- [WORK TO DO]: For the data below, work out how many lines include the string "resources" and report only the number.

- [INPUT RECORDS]:
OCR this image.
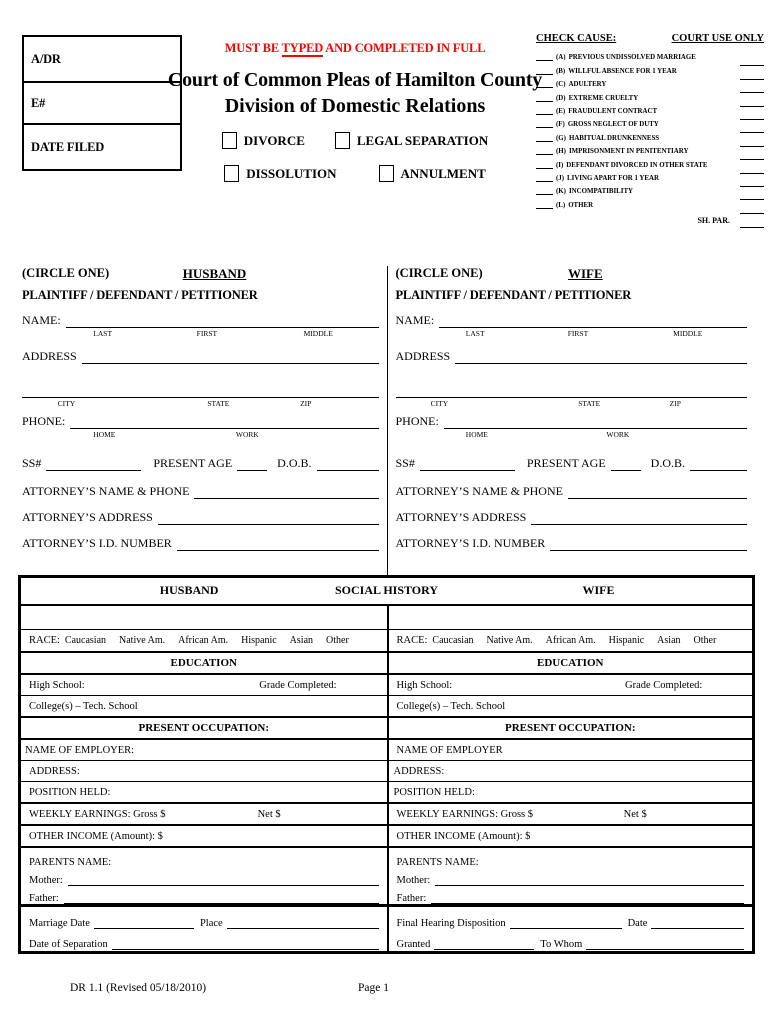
A/DR
E#
DATE FILED
MUST BE TYPED AND COMPLETED IN FULL
Court of Common Pleas of Hamilton County
Division of Domestic Relations
DIVORCE	LEGAL SEPARATION
DISSOLUTION	ANNULMENT
CHECK CAUSE:	COURT USE ONLY
(A) PREVIOUS UNDISSOLVED MARRIAGE
(B) WILLFUL ABSENCE FOR 1 YEAR
(C) ADULTERY
(D) EXTREME CRUELTY
(E) FRAUDULENT CONTRACT
(F) GROSS NEGLECT OF DUTY
(G) HABITUAL DRUNKENNESS
(H) IMPRISONMENT IN PENITENTIARY
(I) DEFENDANT DIVORCED IN OTHER STATE
(J) LIVING APART FOR 1 YEAR
(K) INCOMPATIBILITY
(L) OTHER
SH. PAR.
(CIRCLE ONE)	HUSBAND
PLAINTIFF / DEFENDANT / PETITIONER
NAME:
LAST	FIRST	MIDDLE
ADDRESS
CITY	STATE	ZIP
PHONE:
HOME	WORK
SS#	PRESENT AGE	D.O.B.
ATTORNEY’S NAME & PHONE
ATTORNEY’S ADDRESS
ATTORNEY’S I.D. NUMBER
(CIRCLE ONE)	WIFE
PLAINTIFF / DEFENDANT / PETITIONER
NAME:
LAST	FIRST	MIDDLE
ADDRESS
CITY	STATE	ZIP
PHONE:
HOME	WORK
SS#	PRESENT AGE	D.O.B.
ATTORNEY’S NAME & PHONE
ATTORNEY’S ADDRESS
ATTORNEY’S I.D. NUMBER
HUSBAND	SOCIAL HISTORY	WIFE
RACE: Caucasian Native Am. African Am. Hispanic Asian Other	RACE: Caucasian Native Am. African Am. Hispanic Asian Other
EDUCATION	EDUCATION
High School:	Grade Completed:	High School:	Grade Completed:
College(s) – Tech. School	College(s) – Tech. School
PRESENT OCCUPATION:	PRESENT OCCUPATION:
NAME OF EMPLOYER:	NAME OF EMPLOYER
ADDRESS:	ADDRESS:
POSITION HELD:	POSITION HELD:
WEEKLY EARNINGS: Gross $	Net $	WEEKLY EARNINGS: Gross $	Net $
OTHER INCOME (Amount): $	OTHER INCOME (Amount): $
PARENTS NAME:
Mother:
Father:
PARENTS NAME:
Mother:
Father:
Marriage Date	Place
Date of Separation
Final Hearing Disposition	Date
Granted	To Whom
DR 1.1 (Revised 05/18/2010)	Page 1
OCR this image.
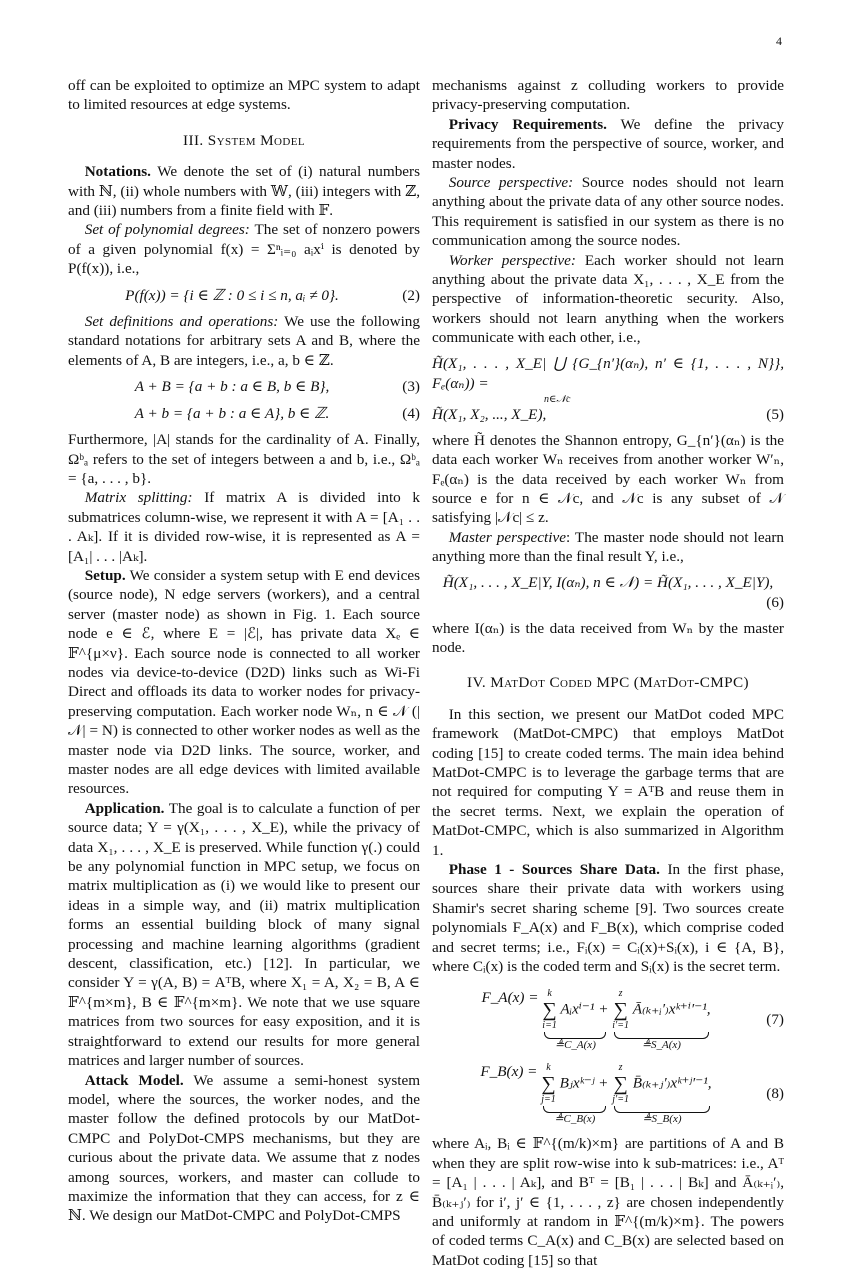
4

off can be exploited to optimize an MPC system to adapt to limited resources at edge systems.

III. System Model

Notations. We denote the set of (i) natural numbers with ℕ, (ii) whole numbers with 𝕎, (iii) integers with ℤ, and (iii) numbers from a finite field with 𝔽.

Set of polynomial degrees: The set of nonzero powers of a given polynomial f(x) = Σⁿᵢ₌₀ aᵢxⁱ is denoted by P(f(x)), i.e.,

P(f(x)) = {i ∈ ℤ : 0 ≤ i ≤ n, aᵢ ≠ 0}.	(2)

Set definitions and operations: We use the following standard notations for arbitrary sets A and B, where the elements of A, B are integers, i.e., a, b ∈ ℤ.

A + B = {a + b : a ∈ B, b ∈ B},	(3)
A + b = {a + b : a ∈ A}, b ∈ ℤ.	(4)

Furthermore, |A| stands for the cardinality of A. Finally, Ωᵇₐ refers to the set of integers between a and b, i.e., Ωᵇₐ = {a, . . . , b}.

Matrix splitting: If matrix A is divided into k submatrices column-wise, we represent it with A = [A₁ . . . Aₖ]. If it is divided row-wise, it is represented as A = [A₁| . . . |Aₖ].

Setup. We consider a system setup with E end devices (source node), N edge servers (workers), and a central server (master node) as shown in Fig. 1. Each source node e ∈ ℰ, where E = |ℰ|, has private data Xₑ ∈ 𝔽^{μ×ν}. Each source node is connected to all worker nodes via device-to-device (D2D) links such as Wi-Fi Direct and offloads its data to worker nodes for privacy-preserving computation. Each worker node Wₙ, n ∈ 𝒩 (|𝒩| = N) is connected to other worker nodes as well as the master node via D2D links. The source, worker, and master nodes are all edge devices with limited available resources.

Application. The goal is to calculate a function of per source data; Y = γ(X₁, . . . , X_E), while the privacy of data X₁, . . . , X_E is preserved. While function γ(.) could be any polynomial function in MPC setup, we focus on matrix multiplication as (i) we would like to present our ideas in a simple way, and (ii) matrix multiplication forms an essential building block of many signal processing and machine learning algorithms (gradient descent, classification, etc.) [12]. In particular, we consider Y = γ(A, B) = AᵀB, where X₁ = A, X₂ = B, A ∈ 𝔽^{m×m}, B ∈ 𝔽^{m×m}. We note that we use square matrices from two sources for easy exposition, and it is straightforward to extend our results for more general matrices and larger number of sources.

Attack Model. We assume a semi-honest system model, where the sources, the worker nodes, and the master follow the defined protocols by our MatDot-CMPC and PolyDot-CMPS mechanisms, but they are curious about the private data. We assume that z nodes among sources, workers, and master can collude to maximize the information that they can access, for z ∈ ℕ. We design our MatDot-CMPC and PolyDot-CMPS

mechanisms against z colluding workers to provide privacy-preserving computation.

Privacy Requirements. We define the privacy requirements from the perspective of source, worker, and master nodes.

Source perspective: Source nodes should not learn anything about the private data of any other source nodes. This requirement is satisfied in our system as there is no communication among the source nodes.

Worker perspective: Each worker should not learn anything about the private data X₁, . . . , X_E from the perspective of information-theoretic security. Also, workers should not learn anything when the workers communicate with each other, i.e.,

H̃(X₁, . . . , X_E| ⋃ {G_{n′}(αₙ), n′ ∈ {1, . . . , N}}, Fₑ(αₙ)) =
n∈𝒩c
H̃(X₁, X₂, ..., X_E),	(5)

where H̃ denotes the Shannon entropy, G_{n′}(αₙ) is the data each worker Wₙ receives from another worker W′ₙ, Fₑ(αₙ) is the data received by each worker Wₙ from source e for n ∈ 𝒩c, and 𝒩c is any subset of 𝒩 satisfying |𝒩c| ≤ z.

Master perspective: The master node should not learn anything more than the final result Y, i.e.,

H̃(X₁, . . . , X_E|Y, I(αₙ), n ∈ 𝒩) = H̃(X₁, . . . , X_E|Y),
(6)

where I(αₙ) is the data received from Wₙ by the master node.

IV. MatDot Coded MPC (MatDot-CMPC)

In this section, we present our MatDot coded MPC framework (MatDot-CMPC) that employs MatDot coding [15] to create coded terms. The main idea behind MatDot-CMPC is to leverage the garbage terms that are not required for computing Y = AᵀB and reuse them in the secret terms. Next, we explain the operation of MatDot-CMPC, which is also summarized in Algorithm 1.

Phase 1 - Sources Share Data. In the first phase, sources share their private data with workers using Shamir's secret sharing scheme [9]. Two sources create polynomials F_A(x) and F_B(x), which comprise coded and secret terms; i.e., Fᵢ(x) = Cᵢ(x)+Sᵢ(x), i ∈ {A, B}, where Cᵢ(x) is the coded term and Sᵢ(x) is the secret term.

F_A(x) = k
∑
i=1
Aᵢxⁱ⁻¹ +
≜C_A(x)

z
∑
i′=1
Ā₍ₖ₊ᵢ′₎xᵏ⁺ⁱ′⁻¹,
≜S_A(x)
(7)
F_B(x) = k
∑
j=1
Bⱼxᵏ⁻ʲ +
≜C_B(x)

z
∑
j′=1
B̄₍ₖ₊ⱼ′₎xᵏ⁺ʲ′⁻¹,
≜S_B(x)
(8)

where Aᵢ, Bᵢ ∈ 𝔽^{(m/k)×m} are partitions of A and B when they are split row-wise into k sub-matrices: i.e., Aᵀ = [A₁ | . . . | Aₖ], and Bᵀ = [B₁ | . . . | Bₖ] and Ā₍ₖ₊ᵢ′₎, B̄₍ₖ₊ⱼ′₎ for i′, j′ ∈ {1, . . . , z} are chosen independently and uniformly at random in 𝔽^{(m/k)×m}. The powers of coded terms C_A(x) and C_B(x) are selected based on MatDot coding [15] so that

- [SOLUTION FOR THIS EXERCISE]: 2